▸ What the exercise asks
Check every line of the entries that follow, and copy the ones containing "image".

Stored data entries
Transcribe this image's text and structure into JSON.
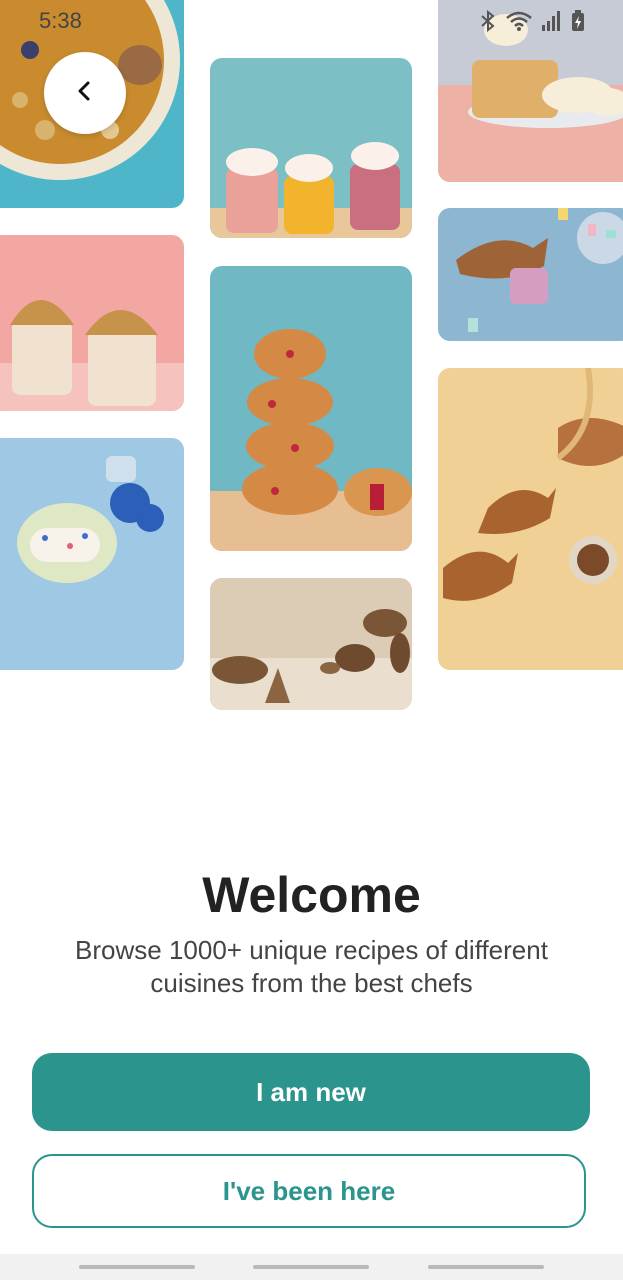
{
  "status_bar": {
    "time": "5:38",
    "icons": [
      "bluetooth-icon",
      "wifi-icon",
      "signal-icon",
      "battery-charging-icon"
    ]
  },
  "back_button": {
    "icon": "chevron-left-icon"
  },
  "gallery": {
    "tiles": [
      "granola-bowl-image",
      "smoothie-cups-image",
      "cheesecake-image",
      "whipped-coffee-image",
      "donut-stack-image",
      "taiyaki-candy-image",
      "sprinkle-roll-image",
      "taiyaki-chocolate-image",
      "bread-loaves-image"
    ]
  },
  "welcome": {
    "title": "Welcome",
    "subtitle": "Browse 1000+ unique recipes of different cuisines from the best chefs"
  },
  "actions": {
    "primary_label": "I am new",
    "secondary_label": "I've been here"
  },
  "colors": {
    "accent": "#2a948d",
    "background": "#ffffff",
    "title_text": "#222222"
  }
}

▸ Correct response
Transcribe this image's text and structure into JSON.
      "granola-bowl-image",
      "smoothie-cups-image",
      "cheesecake-image",
      "whipped-coffee-image",
      "donut-stack-image",
      "taiyaki-candy-image",
      "sprinkle-roll-image",
      "taiyaki-chocolate-image",
      "bread-loaves-image"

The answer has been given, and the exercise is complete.